- _Problem requirements_:
Copy each line below in which the string "JSON" occurs.

Data items:
◆ ◆ ◆ ◆ ◆ ◆ ◆
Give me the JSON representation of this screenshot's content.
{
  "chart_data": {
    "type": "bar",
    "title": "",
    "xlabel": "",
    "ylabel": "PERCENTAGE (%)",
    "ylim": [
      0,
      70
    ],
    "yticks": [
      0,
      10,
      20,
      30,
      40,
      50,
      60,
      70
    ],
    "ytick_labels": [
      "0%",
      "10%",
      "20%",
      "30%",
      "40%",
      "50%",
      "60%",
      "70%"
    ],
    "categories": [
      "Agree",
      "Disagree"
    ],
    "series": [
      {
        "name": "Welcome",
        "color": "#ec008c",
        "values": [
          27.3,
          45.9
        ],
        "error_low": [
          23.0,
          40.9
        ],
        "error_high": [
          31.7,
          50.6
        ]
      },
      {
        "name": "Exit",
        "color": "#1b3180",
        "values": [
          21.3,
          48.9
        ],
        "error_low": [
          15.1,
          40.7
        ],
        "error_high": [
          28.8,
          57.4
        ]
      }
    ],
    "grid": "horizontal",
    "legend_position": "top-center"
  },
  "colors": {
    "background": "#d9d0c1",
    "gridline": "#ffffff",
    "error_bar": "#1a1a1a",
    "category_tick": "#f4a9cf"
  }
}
◆ ◆ ◆ ◆ ◆ ◆ ◆
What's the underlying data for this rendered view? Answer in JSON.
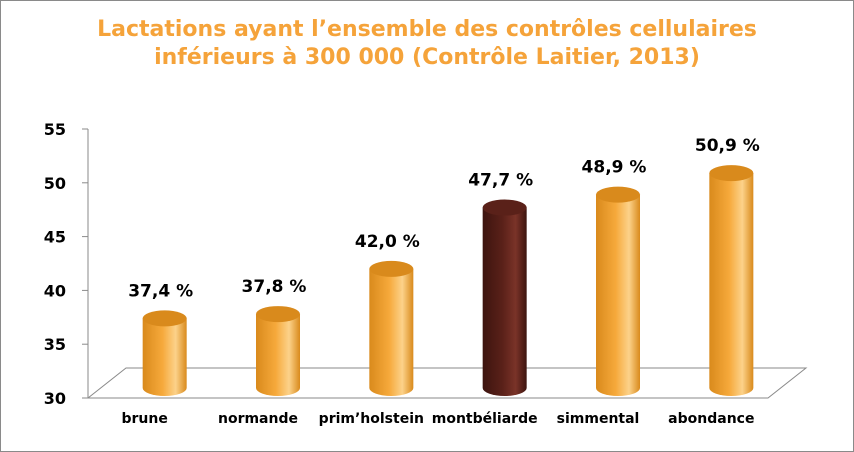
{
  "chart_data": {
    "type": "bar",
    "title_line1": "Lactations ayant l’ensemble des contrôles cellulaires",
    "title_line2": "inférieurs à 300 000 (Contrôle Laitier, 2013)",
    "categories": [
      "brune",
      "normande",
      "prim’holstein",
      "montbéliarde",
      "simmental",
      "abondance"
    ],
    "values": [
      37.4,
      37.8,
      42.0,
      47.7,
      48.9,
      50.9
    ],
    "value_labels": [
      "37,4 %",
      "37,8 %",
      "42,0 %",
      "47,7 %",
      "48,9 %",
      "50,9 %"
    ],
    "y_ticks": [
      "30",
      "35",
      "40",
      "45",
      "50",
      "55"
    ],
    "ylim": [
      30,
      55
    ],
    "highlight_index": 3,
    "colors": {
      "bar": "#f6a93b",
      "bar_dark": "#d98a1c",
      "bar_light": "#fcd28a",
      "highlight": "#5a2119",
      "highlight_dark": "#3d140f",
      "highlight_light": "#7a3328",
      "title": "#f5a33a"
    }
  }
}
◆ ◆ ◆ ◆ ◆ ◆ ◆
- _Expected answer_:
Give me the JSON representation of this screenshot's content.
What's the underlying data for this rendered view? Answer in JSON.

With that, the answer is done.